Work required: Using the records provided below, locate and copy each line that contains the word "label".

Source data:
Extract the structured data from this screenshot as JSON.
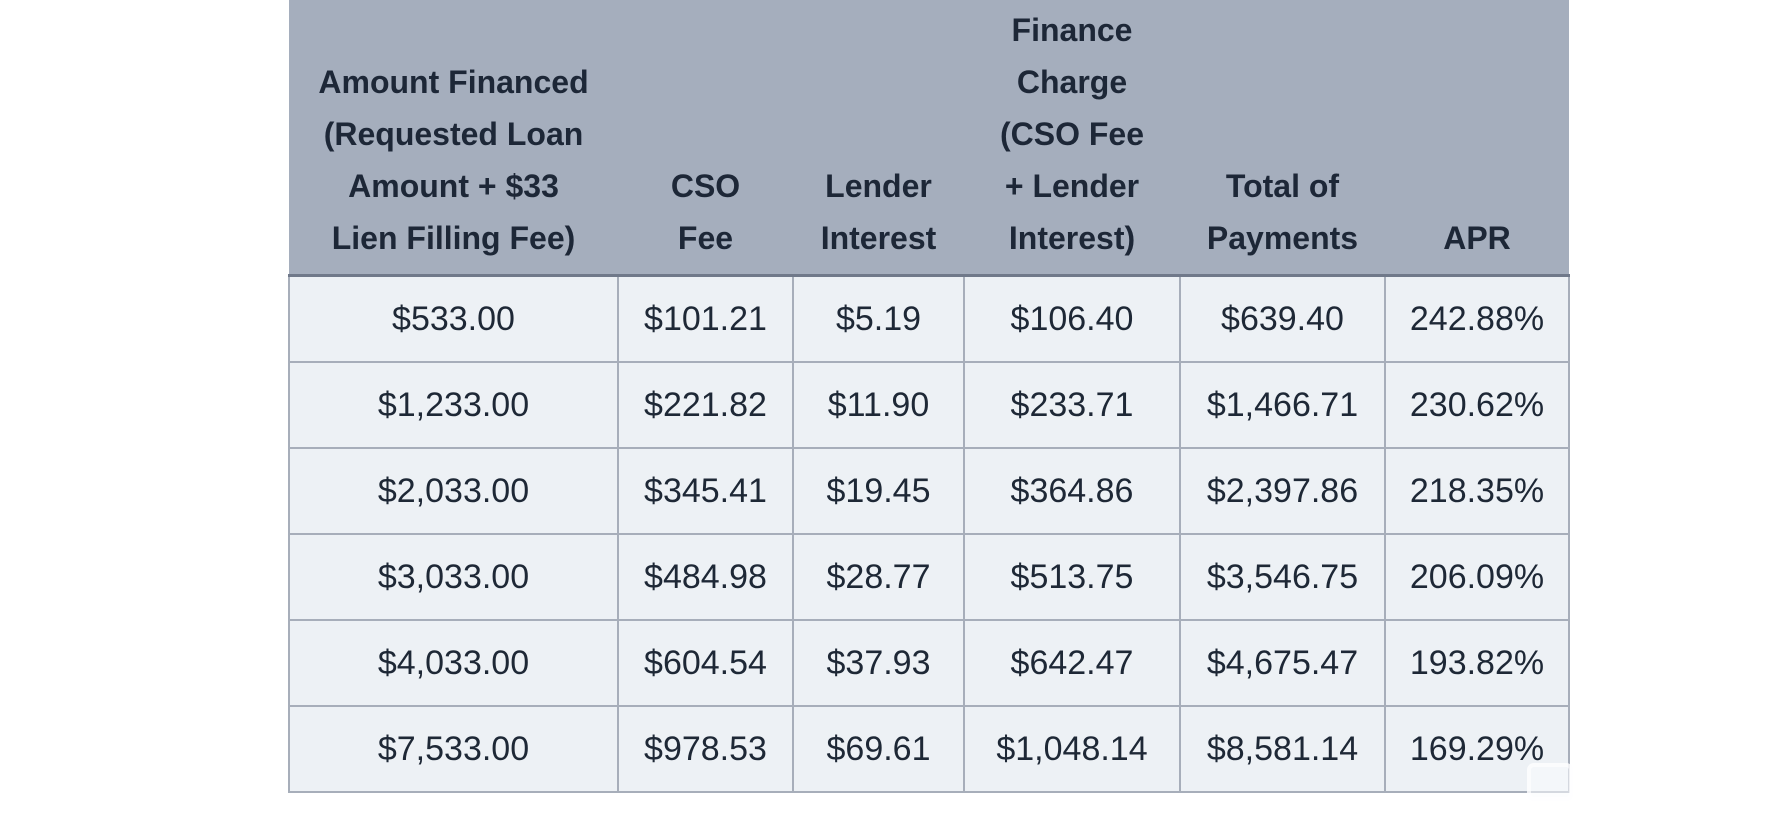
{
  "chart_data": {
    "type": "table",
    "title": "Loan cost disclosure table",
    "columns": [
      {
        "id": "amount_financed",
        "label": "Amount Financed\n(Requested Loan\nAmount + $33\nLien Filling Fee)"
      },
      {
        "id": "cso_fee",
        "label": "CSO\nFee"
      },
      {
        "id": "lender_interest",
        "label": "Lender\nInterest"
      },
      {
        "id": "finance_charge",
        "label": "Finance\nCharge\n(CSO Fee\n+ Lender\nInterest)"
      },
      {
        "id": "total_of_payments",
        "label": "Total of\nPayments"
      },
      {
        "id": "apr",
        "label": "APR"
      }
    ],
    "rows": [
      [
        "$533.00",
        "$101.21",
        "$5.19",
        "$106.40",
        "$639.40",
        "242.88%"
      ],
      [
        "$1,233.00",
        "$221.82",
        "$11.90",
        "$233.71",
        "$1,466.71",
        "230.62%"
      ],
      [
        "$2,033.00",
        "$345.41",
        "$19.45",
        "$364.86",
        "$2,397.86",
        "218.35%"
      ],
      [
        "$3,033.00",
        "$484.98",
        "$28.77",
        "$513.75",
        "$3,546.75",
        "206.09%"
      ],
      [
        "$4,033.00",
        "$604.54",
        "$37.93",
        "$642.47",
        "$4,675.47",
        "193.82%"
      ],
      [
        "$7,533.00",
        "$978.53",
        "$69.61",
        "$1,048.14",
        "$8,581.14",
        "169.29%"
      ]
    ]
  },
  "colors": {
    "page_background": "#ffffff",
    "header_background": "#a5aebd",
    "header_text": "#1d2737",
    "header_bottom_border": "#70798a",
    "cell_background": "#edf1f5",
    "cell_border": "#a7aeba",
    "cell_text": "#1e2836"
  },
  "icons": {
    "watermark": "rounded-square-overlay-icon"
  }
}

Answer to the task:
        "label": "Amount Financed\n(Requested Loan\nAmount + $33\nLien Filling Fee)"
        "label": "CSO\nFee"
        "label": "Lender\nInterest"
        "label": "Finance\nCharge\n(CSO Fee\n+ Lender\nInterest)"
        "label": "Total of\nPayments"
        "label": "APR"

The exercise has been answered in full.